Dataset records

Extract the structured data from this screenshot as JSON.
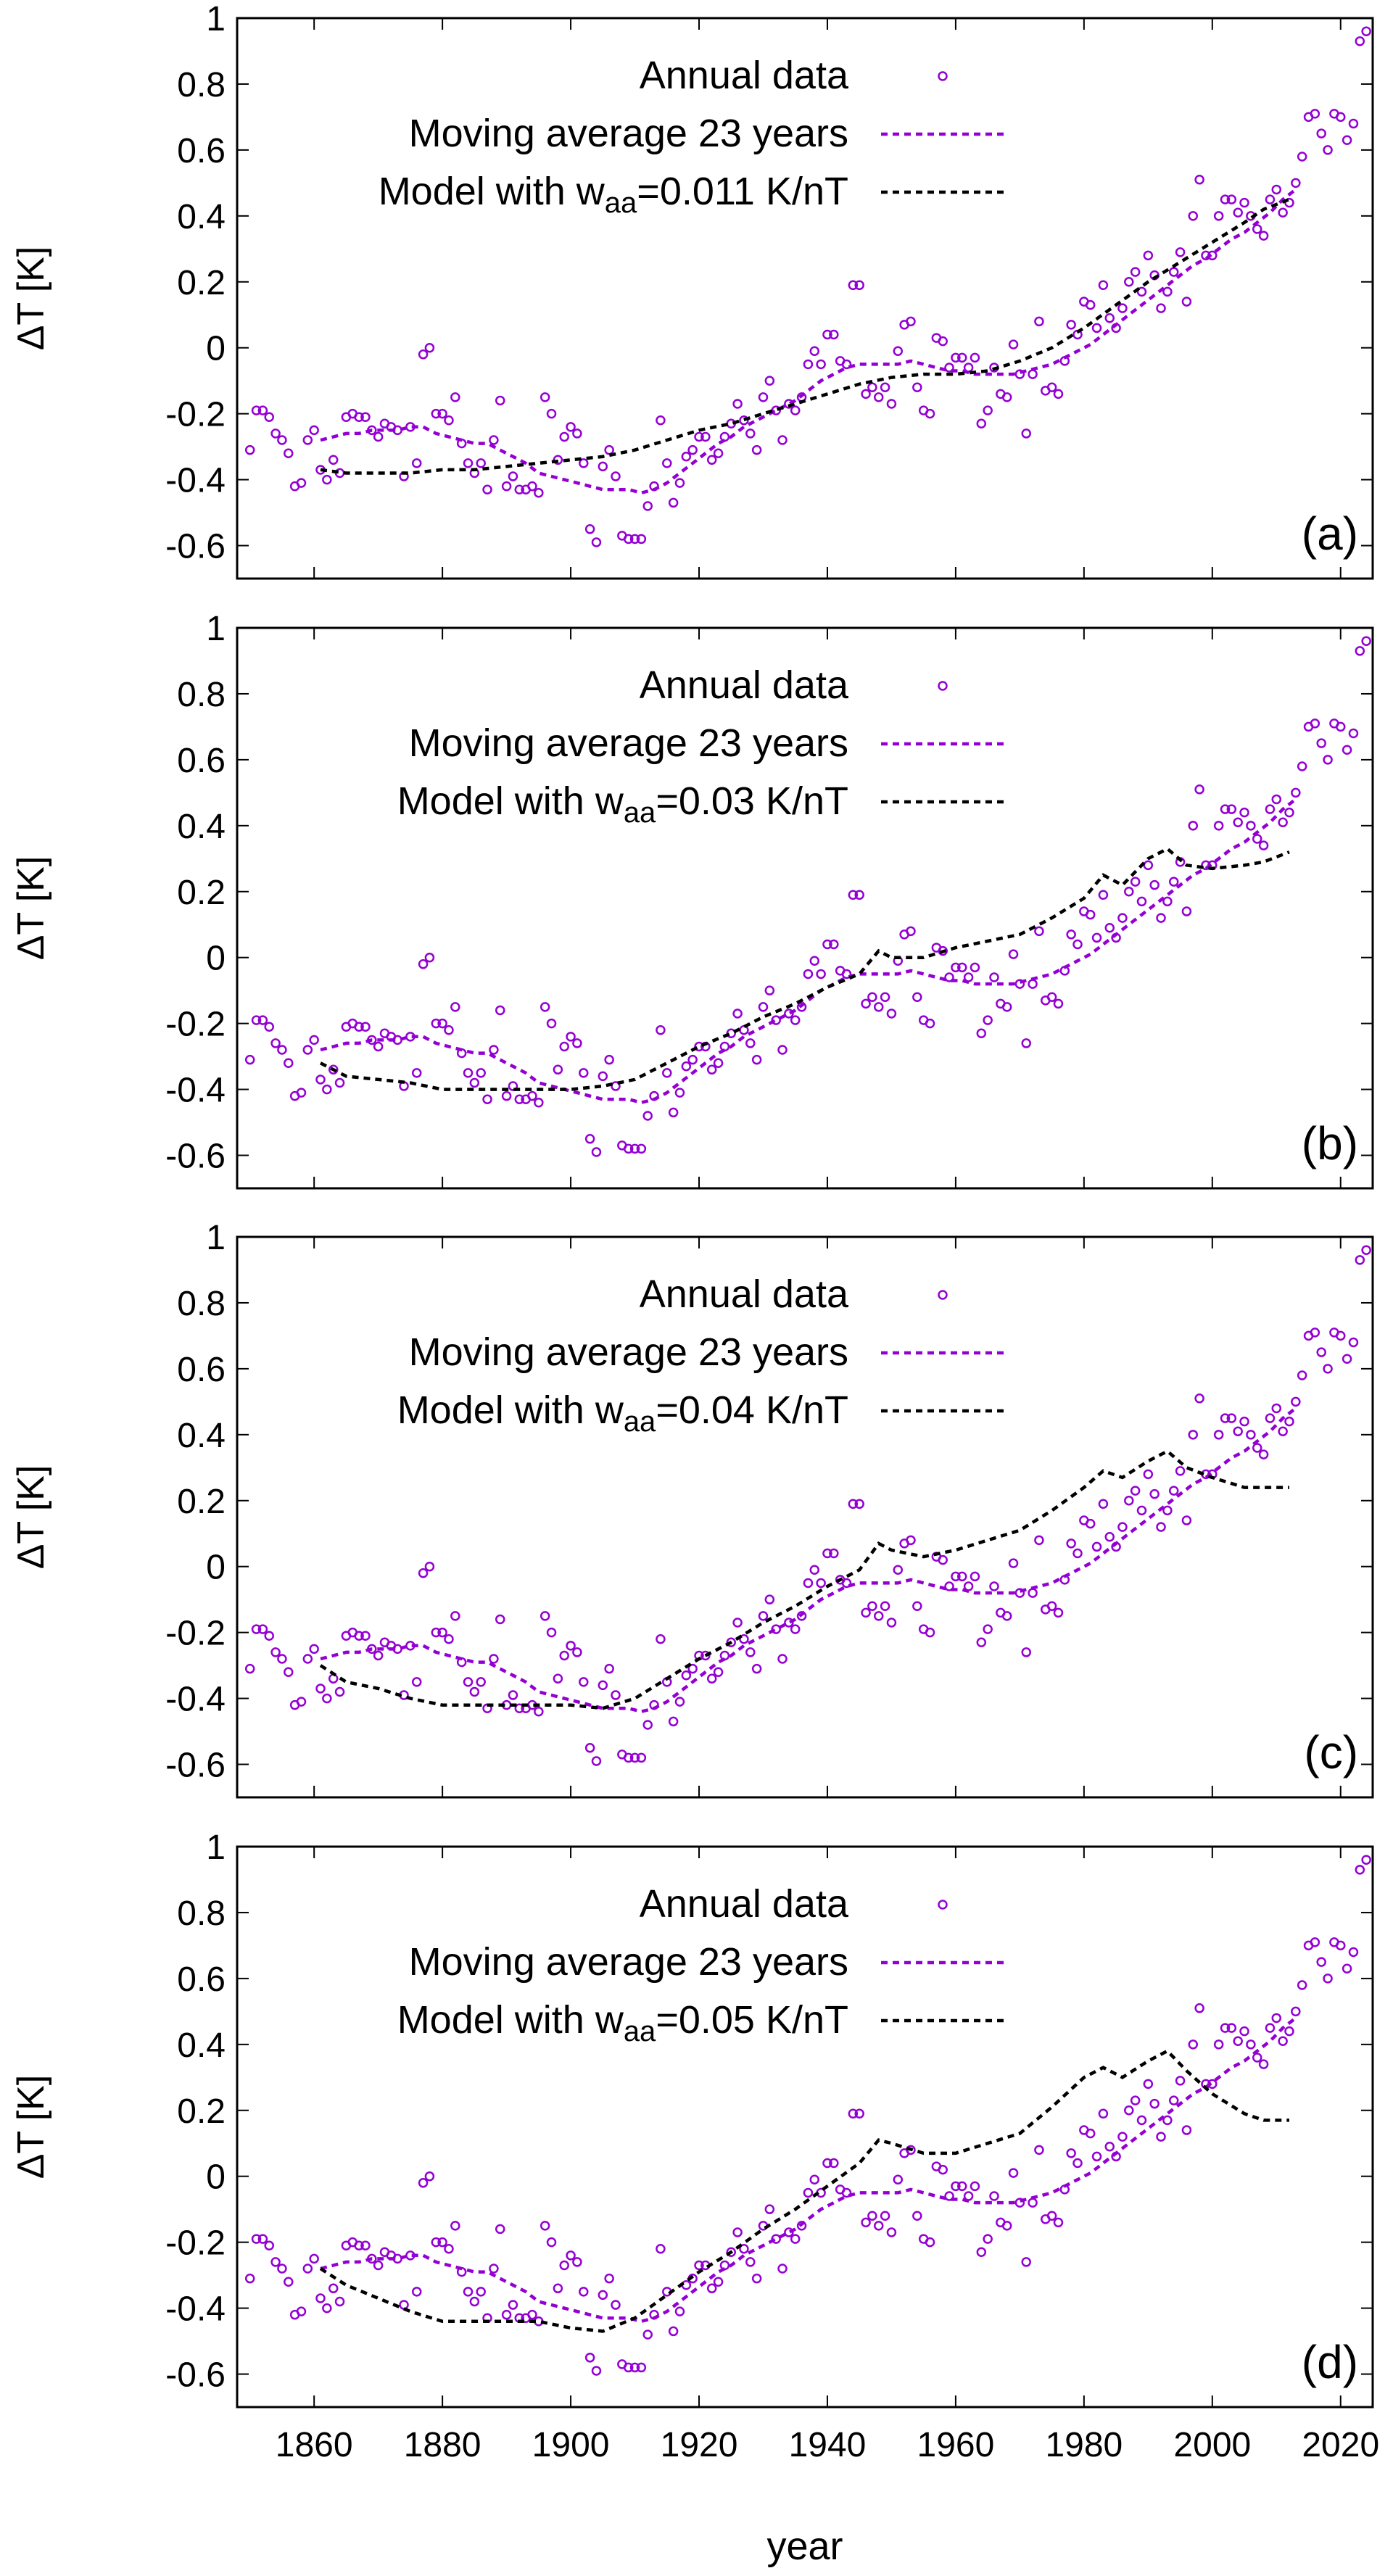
{
  "figure": {
    "xlabel": "year"
  },
  "chart_data": [
    {
      "type": "line",
      "panel_label": "(a)",
      "ylabel": "ΔT [K]",
      "xlim": [
        1848,
        2025
      ],
      "ylim": [
        -0.7,
        1.0
      ],
      "xticks": [
        1860,
        1880,
        1900,
        1920,
        1940,
        1960,
        1980,
        2000,
        2020
      ],
      "yticks": [
        -0.6,
        -0.4,
        -0.2,
        0,
        0.2,
        0.4,
        0.6,
        0.8,
        1
      ],
      "ytick_labels": [
        "-0.6",
        "-0.4",
        "-0.2",
        "0",
        "0.2",
        "0.4",
        "0.6",
        "0.8",
        "1"
      ],
      "xtick_labels": [
        "1860",
        "1880",
        "1900",
        "1920",
        "1940",
        "1960",
        "1980",
        "2000",
        "2020"
      ],
      "legend": {
        "position": "top-center",
        "annual_label": "Annual data",
        "moving_label": "Moving average 23 years",
        "model_prefix": "Model with w",
        "model_sub": "aa",
        "model_suffix": "=0.011 K/nT"
      },
      "model": {
        "x": [
          1861,
          1865,
          1870,
          1875,
          1880,
          1885,
          1890,
          1895,
          1900,
          1905,
          1910,
          1915,
          1920,
          1925,
          1930,
          1935,
          1940,
          1945,
          1950,
          1955,
          1960,
          1965,
          1970,
          1975,
          1980,
          1985,
          1990,
          1995,
          2000,
          2005,
          2008,
          2012
        ],
        "y": [
          -0.37,
          -0.38,
          -0.38,
          -0.38,
          -0.37,
          -0.37,
          -0.36,
          -0.35,
          -0.34,
          -0.33,
          -0.31,
          -0.28,
          -0.25,
          -0.23,
          -0.2,
          -0.17,
          -0.14,
          -0.11,
          -0.09,
          -0.08,
          -0.08,
          -0.07,
          -0.04,
          0.0,
          0.06,
          0.13,
          0.2,
          0.26,
          0.32,
          0.38,
          0.42,
          0.45
        ]
      }
    },
    {
      "type": "line",
      "panel_label": "(b)",
      "ylabel": "ΔT [K]",
      "xlim": [
        1848,
        2025
      ],
      "ylim": [
        -0.7,
        1.0
      ],
      "xticks": [
        1860,
        1880,
        1900,
        1920,
        1940,
        1960,
        1980,
        2000,
        2020
      ],
      "yticks": [
        -0.6,
        -0.4,
        -0.2,
        0,
        0.2,
        0.4,
        0.6,
        0.8,
        1
      ],
      "ytick_labels": [
        "-0.6",
        "-0.4",
        "-0.2",
        "0",
        "0.2",
        "0.4",
        "0.6",
        "0.8",
        "1"
      ],
      "xtick_labels": [
        "1860",
        "1880",
        "1900",
        "1920",
        "1940",
        "1960",
        "1980",
        "2000",
        "2020"
      ],
      "legend": {
        "position": "top-center",
        "annual_label": "Annual data",
        "moving_label": "Moving average 23 years",
        "model_prefix": "Model with w",
        "model_sub": "aa",
        "model_suffix": "=0.03 K/nT"
      },
      "model": {
        "x": [
          1861,
          1865,
          1870,
          1875,
          1880,
          1885,
          1890,
          1895,
          1900,
          1905,
          1910,
          1915,
          1920,
          1925,
          1930,
          1935,
          1940,
          1945,
          1948,
          1950,
          1955,
          1960,
          1965,
          1970,
          1975,
          1980,
          1983,
          1986,
          1990,
          1993,
          1996,
          2000,
          2005,
          2008,
          2012
        ],
        "y": [
          -0.32,
          -0.36,
          -0.37,
          -0.38,
          -0.4,
          -0.4,
          -0.4,
          -0.4,
          -0.4,
          -0.39,
          -0.37,
          -0.32,
          -0.27,
          -0.23,
          -0.18,
          -0.14,
          -0.09,
          -0.05,
          0.02,
          0.0,
          0.0,
          0.03,
          0.05,
          0.07,
          0.12,
          0.18,
          0.25,
          0.22,
          0.3,
          0.33,
          0.28,
          0.27,
          0.28,
          0.29,
          0.32
        ]
      }
    },
    {
      "type": "line",
      "panel_label": "(c)",
      "ylabel": "ΔT [K]",
      "xlim": [
        1848,
        2025
      ],
      "ylim": [
        -0.7,
        1.0
      ],
      "xticks": [
        1860,
        1880,
        1900,
        1920,
        1940,
        1960,
        1980,
        2000,
        2020
      ],
      "yticks": [
        -0.6,
        -0.4,
        -0.2,
        0,
        0.2,
        0.4,
        0.6,
        0.8,
        1
      ],
      "ytick_labels": [
        "-0.6",
        "-0.4",
        "-0.2",
        "0",
        "0.2",
        "0.4",
        "0.6",
        "0.8",
        "1"
      ],
      "xtick_labels": [
        "1860",
        "1880",
        "1900",
        "1920",
        "1940",
        "1960",
        "1980",
        "2000",
        "2020"
      ],
      "legend": {
        "position": "top-center",
        "annual_label": "Annual data",
        "moving_label": "Moving average 23 years",
        "model_prefix": "Model with w",
        "model_sub": "aa",
        "model_suffix": "=0.04 K/nT"
      },
      "model": {
        "x": [
          1861,
          1865,
          1870,
          1875,
          1880,
          1885,
          1890,
          1895,
          1900,
          1905,
          1910,
          1915,
          1920,
          1925,
          1930,
          1935,
          1940,
          1945,
          1948,
          1950,
          1955,
          1960,
          1965,
          1970,
          1975,
          1980,
          1983,
          1986,
          1990,
          1993,
          1996,
          2000,
          2005,
          2008,
          2012
        ],
        "y": [
          -0.3,
          -0.35,
          -0.37,
          -0.4,
          -0.42,
          -0.42,
          -0.42,
          -0.42,
          -0.42,
          -0.43,
          -0.4,
          -0.34,
          -0.28,
          -0.23,
          -0.17,
          -0.12,
          -0.06,
          -0.01,
          0.07,
          0.05,
          0.03,
          0.05,
          0.08,
          0.11,
          0.17,
          0.24,
          0.29,
          0.27,
          0.32,
          0.35,
          0.3,
          0.27,
          0.24,
          0.24,
          0.24
        ]
      }
    },
    {
      "type": "line",
      "panel_label": "(d)",
      "ylabel": "ΔT [K]",
      "xlim": [
        1848,
        2025
      ],
      "ylim": [
        -0.7,
        1.0
      ],
      "xticks": [
        1860,
        1880,
        1900,
        1920,
        1940,
        1960,
        1980,
        2000,
        2020
      ],
      "yticks": [
        -0.6,
        -0.4,
        -0.2,
        0,
        0.2,
        0.4,
        0.6,
        0.8,
        1
      ],
      "ytick_labels": [
        "-0.6",
        "-0.4",
        "-0.2",
        "0",
        "0.2",
        "0.4",
        "0.6",
        "0.8",
        "1"
      ],
      "xtick_labels": [
        "1860",
        "1880",
        "1900",
        "1920",
        "1940",
        "1960",
        "1980",
        "2000",
        "2020"
      ],
      "legend": {
        "position": "top-center",
        "annual_label": "Annual data",
        "moving_label": "Moving average 23 years",
        "model_prefix": "Model with w",
        "model_sub": "aa",
        "model_suffix": "=0.05 K/nT"
      },
      "model": {
        "x": [
          1861,
          1865,
          1870,
          1875,
          1880,
          1885,
          1890,
          1895,
          1900,
          1905,
          1910,
          1915,
          1920,
          1925,
          1930,
          1935,
          1940,
          1945,
          1948,
          1950,
          1955,
          1960,
          1965,
          1970,
          1975,
          1980,
          1983,
          1986,
          1990,
          1993,
          1996,
          2000,
          2005,
          2008,
          2012
        ],
        "y": [
          -0.28,
          -0.33,
          -0.37,
          -0.41,
          -0.44,
          -0.44,
          -0.44,
          -0.44,
          -0.46,
          -0.47,
          -0.43,
          -0.36,
          -0.29,
          -0.23,
          -0.16,
          -0.1,
          -0.03,
          0.04,
          0.11,
          0.1,
          0.07,
          0.07,
          0.1,
          0.13,
          0.21,
          0.3,
          0.33,
          0.3,
          0.35,
          0.38,
          0.32,
          0.25,
          0.19,
          0.17,
          0.17
        ]
      }
    }
  ],
  "shared_series": {
    "annual": {
      "name": "Annual data",
      "x": [
        1850,
        1851,
        1852,
        1853,
        1854,
        1855,
        1856,
        1857,
        1858,
        1859,
        1860,
        1861,
        1862,
        1863,
        1864,
        1865,
        1866,
        1867,
        1868,
        1869,
        1870,
        1871,
        1872,
        1873,
        1874,
        1875,
        1876,
        1877,
        1878,
        1879,
        1880,
        1881,
        1882,
        1883,
        1884,
        1885,
        1886,
        1887,
        1888,
        1889,
        1890,
        1891,
        1892,
        1893,
        1894,
        1895,
        1896,
        1897,
        1898,
        1899,
        1900,
        1901,
        1902,
        1903,
        1904,
        1905,
        1906,
        1907,
        1908,
        1909,
        1910,
        1911,
        1912,
        1913,
        1914,
        1915,
        1916,
        1917,
        1918,
        1919,
        1920,
        1921,
        1922,
        1923,
        1924,
        1925,
        1926,
        1927,
        1928,
        1929,
        1930,
        1931,
        1932,
        1933,
        1934,
        1935,
        1936,
        1937,
        1938,
        1939,
        1940,
        1941,
        1942,
        1943,
        1944,
        1945,
        1946,
        1947,
        1948,
        1949,
        1950,
        1951,
        1952,
        1953,
        1954,
        1955,
        1956,
        1957,
        1958,
        1959,
        1960,
        1961,
        1962,
        1963,
        1964,
        1965,
        1966,
        1967,
        1968,
        1969,
        1970,
        1971,
        1972,
        1973,
        1974,
        1975,
        1976,
        1977,
        1978,
        1979,
        1980,
        1981,
        1982,
        1983,
        1984,
        1985,
        1986,
        1987,
        1988,
        1989,
        1990,
        1991,
        1992,
        1993,
        1994,
        1995,
        1996,
        1997,
        1998,
        1999,
        2000,
        2001,
        2002,
        2003,
        2004,
        2005,
        2006,
        2007,
        2008,
        2009,
        2010,
        2011,
        2012,
        2013,
        2014,
        2015,
        2016,
        2017,
        2018,
        2019,
        2020,
        2021,
        2022,
        2023,
        2024
      ],
      "y": [
        -0.31,
        -0.19,
        -0.19,
        -0.21,
        -0.26,
        -0.28,
        -0.32,
        -0.42,
        -0.41,
        -0.28,
        -0.25,
        -0.37,
        -0.4,
        -0.34,
        -0.38,
        -0.21,
        -0.2,
        -0.21,
        -0.21,
        -0.25,
        -0.27,
        -0.23,
        -0.24,
        -0.25,
        -0.39,
        -0.24,
        -0.35,
        -0.02,
        0.0,
        -0.2,
        -0.2,
        -0.22,
        -0.15,
        -0.29,
        -0.35,
        -0.38,
        -0.35,
        -0.43,
        -0.28,
        -0.16,
        -0.42,
        -0.39,
        -0.43,
        -0.43,
        -0.42,
        -0.44,
        -0.15,
        -0.2,
        -0.34,
        -0.27,
        -0.24,
        -0.26,
        -0.35,
        -0.55,
        -0.59,
        -0.36,
        -0.31,
        -0.39,
        -0.57,
        -0.58,
        -0.58,
        -0.58,
        -0.48,
        -0.42,
        -0.22,
        -0.35,
        -0.47,
        -0.41,
        -0.33,
        -0.31,
        -0.27,
        -0.27,
        -0.34,
        -0.32,
        -0.27,
        -0.23,
        -0.17,
        -0.22,
        -0.26,
        -0.31,
        -0.15,
        -0.1,
        -0.19,
        -0.28,
        -0.17,
        -0.19,
        -0.15,
        -0.05,
        -0.01,
        -0.05,
        0.04,
        0.04,
        -0.04,
        -0.05,
        0.19,
        0.19,
        -0.14,
        -0.12,
        -0.15,
        -0.12,
        -0.17,
        -0.01,
        0.07,
        0.08,
        -0.12,
        -0.19,
        -0.2,
        0.03,
        0.02,
        -0.06,
        -0.03,
        -0.03,
        -0.06,
        -0.03,
        -0.23,
        -0.19,
        -0.06,
        -0.14,
        -0.15,
        0.01,
        -0.08,
        -0.26,
        -0.08,
        0.08,
        -0.13,
        -0.12,
        -0.14,
        -0.04,
        0.07,
        0.04,
        0.14,
        0.13,
        0.06,
        0.19,
        0.09,
        0.06,
        0.12,
        0.2,
        0.23,
        0.17,
        0.28,
        0.22,
        0.12,
        0.17,
        0.23,
        0.29,
        0.14,
        0.4,
        0.51,
        0.28,
        0.28,
        0.4,
        0.45,
        0.45,
        0.41,
        0.44,
        0.4,
        0.36,
        0.34,
        0.45,
        0.48,
        0.41,
        0.44,
        0.5,
        0.58,
        0.7,
        0.71,
        0.65,
        0.6,
        0.71,
        0.7,
        0.63,
        0.68,
        0.93,
        0.96
      ]
    },
    "moving": {
      "name": "Moving average 23 years",
      "x": [
        1861,
        1863,
        1865,
        1867,
        1869,
        1871,
        1873,
        1875,
        1877,
        1879,
        1881,
        1883,
        1885,
        1887,
        1889,
        1891,
        1893,
        1895,
        1897,
        1899,
        1901,
        1903,
        1905,
        1907,
        1909,
        1911,
        1913,
        1915,
        1917,
        1919,
        1921,
        1923,
        1925,
        1927,
        1929,
        1931,
        1933,
        1935,
        1937,
        1939,
        1941,
        1943,
        1945,
        1947,
        1949,
        1951,
        1953,
        1955,
        1957,
        1959,
        1961,
        1963,
        1965,
        1967,
        1969,
        1971,
        1973,
        1975,
        1977,
        1979,
        1981,
        1983,
        1985,
        1987,
        1989,
        1991,
        1993,
        1995,
        1997,
        1999,
        2001,
        2003,
        2005,
        2007,
        2009,
        2011,
        2013
      ],
      "y": [
        -0.28,
        -0.27,
        -0.26,
        -0.26,
        -0.25,
        -0.25,
        -0.25,
        -0.24,
        -0.24,
        -0.26,
        -0.27,
        -0.28,
        -0.29,
        -0.29,
        -0.31,
        -0.33,
        -0.35,
        -0.38,
        -0.39,
        -0.4,
        -0.41,
        -0.42,
        -0.43,
        -0.43,
        -0.43,
        -0.44,
        -0.43,
        -0.41,
        -0.38,
        -0.35,
        -0.32,
        -0.29,
        -0.27,
        -0.24,
        -0.22,
        -0.2,
        -0.18,
        -0.16,
        -0.13,
        -0.1,
        -0.08,
        -0.06,
        -0.05,
        -0.05,
        -0.05,
        -0.05,
        -0.04,
        -0.05,
        -0.06,
        -0.07,
        -0.07,
        -0.08,
        -0.08,
        -0.08,
        -0.08,
        -0.07,
        -0.06,
        -0.05,
        -0.03,
        -0.01,
        0.01,
        0.04,
        0.07,
        0.1,
        0.13,
        0.16,
        0.19,
        0.22,
        0.25,
        0.27,
        0.3,
        0.33,
        0.35,
        0.38,
        0.41,
        0.45,
        0.48
      ]
    }
  }
}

What needs to be done — Each line that has the word "name" should be copied.

Task solution —
      "name": "Annual data",
      "name": "Moving average 23 years",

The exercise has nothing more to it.